- [Requirements]: Report all lines from the entries below in which "rank" appears.

- [Dataset content]:
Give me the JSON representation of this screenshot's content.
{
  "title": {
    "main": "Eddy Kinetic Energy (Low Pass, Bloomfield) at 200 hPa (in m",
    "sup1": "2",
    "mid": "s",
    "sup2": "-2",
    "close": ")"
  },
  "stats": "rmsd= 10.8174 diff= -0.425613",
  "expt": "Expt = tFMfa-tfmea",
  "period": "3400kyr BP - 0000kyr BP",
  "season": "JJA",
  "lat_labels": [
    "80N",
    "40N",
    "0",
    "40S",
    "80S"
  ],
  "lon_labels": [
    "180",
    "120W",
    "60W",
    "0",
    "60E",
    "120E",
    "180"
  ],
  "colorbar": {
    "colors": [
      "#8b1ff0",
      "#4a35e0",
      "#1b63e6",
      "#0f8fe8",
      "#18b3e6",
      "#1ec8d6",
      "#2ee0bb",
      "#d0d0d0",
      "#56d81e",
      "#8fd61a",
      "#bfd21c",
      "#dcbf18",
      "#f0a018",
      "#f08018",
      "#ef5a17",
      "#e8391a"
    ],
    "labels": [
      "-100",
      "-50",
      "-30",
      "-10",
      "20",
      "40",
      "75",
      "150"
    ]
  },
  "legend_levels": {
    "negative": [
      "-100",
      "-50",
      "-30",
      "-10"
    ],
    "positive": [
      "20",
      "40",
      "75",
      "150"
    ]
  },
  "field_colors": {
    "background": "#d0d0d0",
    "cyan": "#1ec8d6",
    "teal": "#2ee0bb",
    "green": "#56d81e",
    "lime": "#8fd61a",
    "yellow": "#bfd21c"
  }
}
...
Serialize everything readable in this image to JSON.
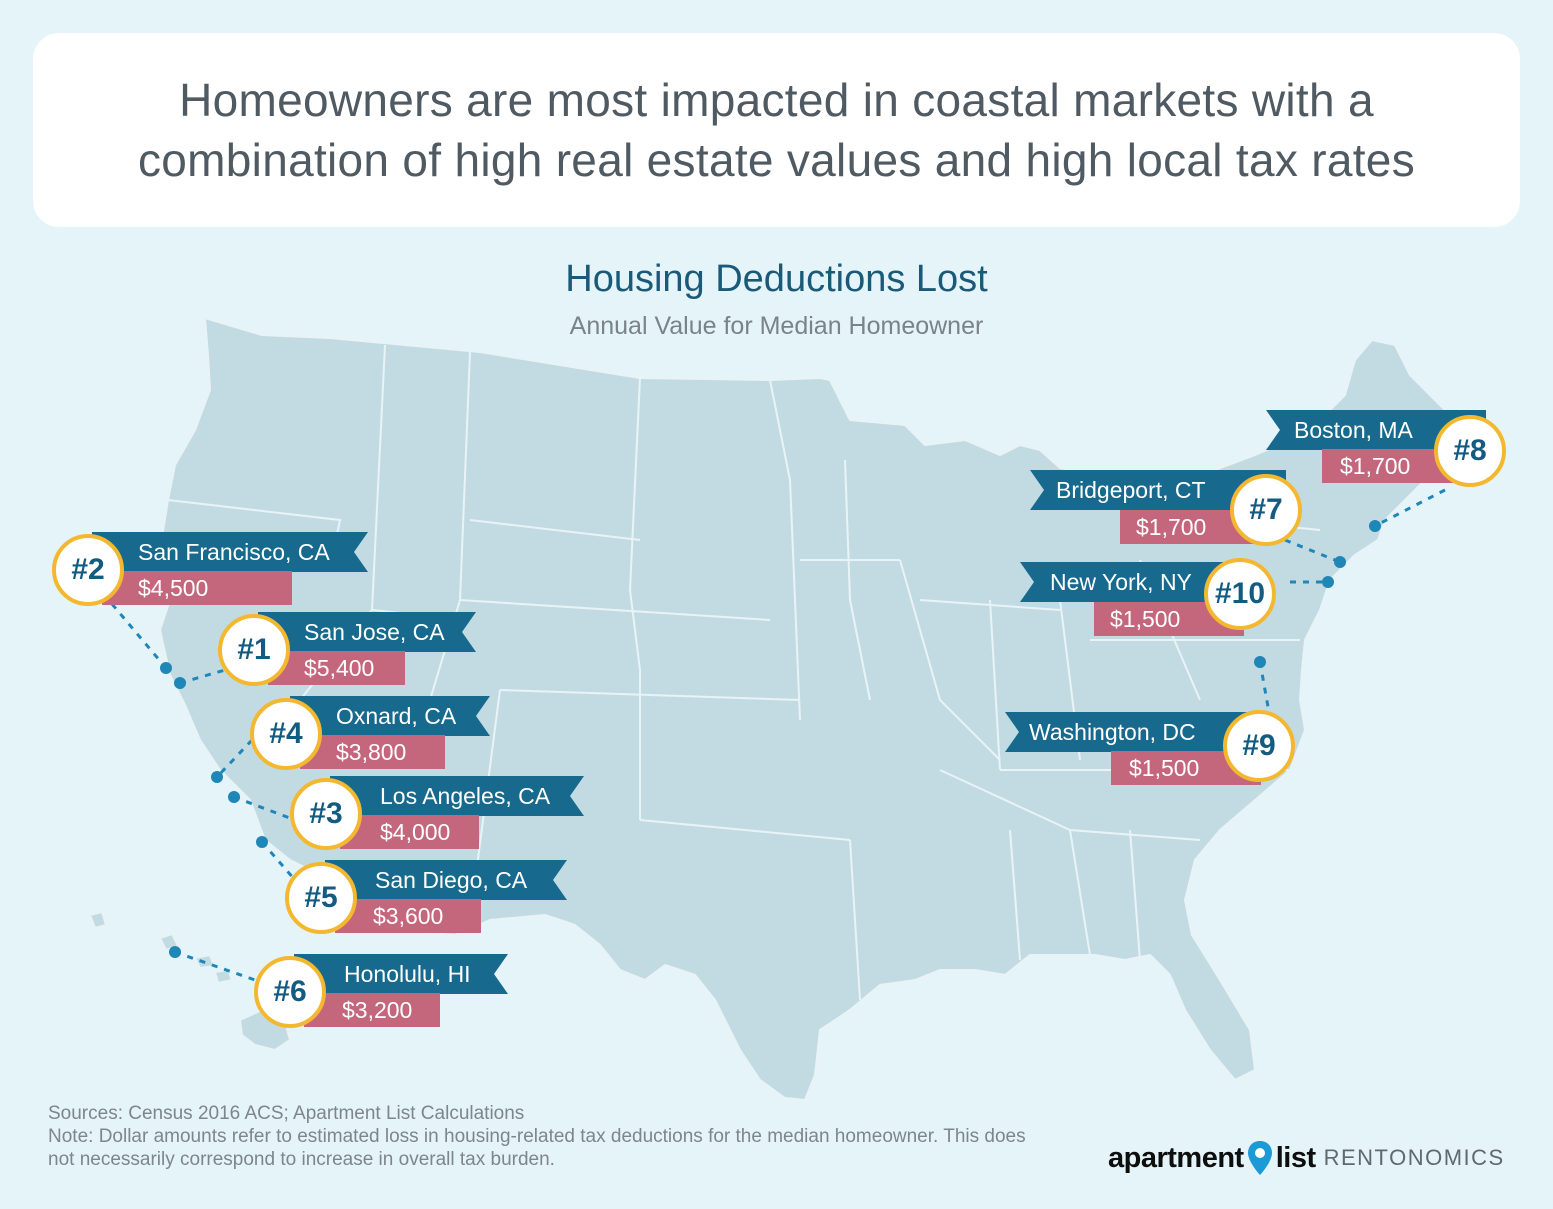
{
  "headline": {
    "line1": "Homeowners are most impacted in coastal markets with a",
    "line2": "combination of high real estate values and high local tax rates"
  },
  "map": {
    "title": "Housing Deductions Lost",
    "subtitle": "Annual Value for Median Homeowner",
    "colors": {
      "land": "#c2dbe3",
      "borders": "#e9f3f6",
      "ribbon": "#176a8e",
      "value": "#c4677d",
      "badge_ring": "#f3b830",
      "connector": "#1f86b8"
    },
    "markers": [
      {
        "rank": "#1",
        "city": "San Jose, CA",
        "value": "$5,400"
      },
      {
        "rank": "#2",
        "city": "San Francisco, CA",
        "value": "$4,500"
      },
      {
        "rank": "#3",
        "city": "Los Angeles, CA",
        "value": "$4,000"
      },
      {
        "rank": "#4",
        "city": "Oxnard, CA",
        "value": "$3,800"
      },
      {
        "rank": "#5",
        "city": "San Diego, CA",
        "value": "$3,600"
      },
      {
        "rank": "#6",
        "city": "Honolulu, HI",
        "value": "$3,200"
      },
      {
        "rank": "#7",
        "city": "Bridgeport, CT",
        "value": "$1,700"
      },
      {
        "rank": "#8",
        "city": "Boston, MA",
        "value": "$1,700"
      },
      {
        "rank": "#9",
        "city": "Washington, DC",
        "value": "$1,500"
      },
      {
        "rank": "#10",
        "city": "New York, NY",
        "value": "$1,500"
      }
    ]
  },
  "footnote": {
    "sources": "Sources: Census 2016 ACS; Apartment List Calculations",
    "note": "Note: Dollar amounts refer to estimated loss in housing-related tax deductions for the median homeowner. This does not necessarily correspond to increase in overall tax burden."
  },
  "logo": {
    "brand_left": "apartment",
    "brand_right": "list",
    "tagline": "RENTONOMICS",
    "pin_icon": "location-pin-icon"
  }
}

- [The response]:
        "rank": "#1",
        "rank": "#2",
        "rank": "#3",
        "rank": "#4",
        "rank": "#5",
        "rank": "#6",
        "rank": "#7",
        "rank": "#8",
        "rank": "#9",
        "rank": "#10",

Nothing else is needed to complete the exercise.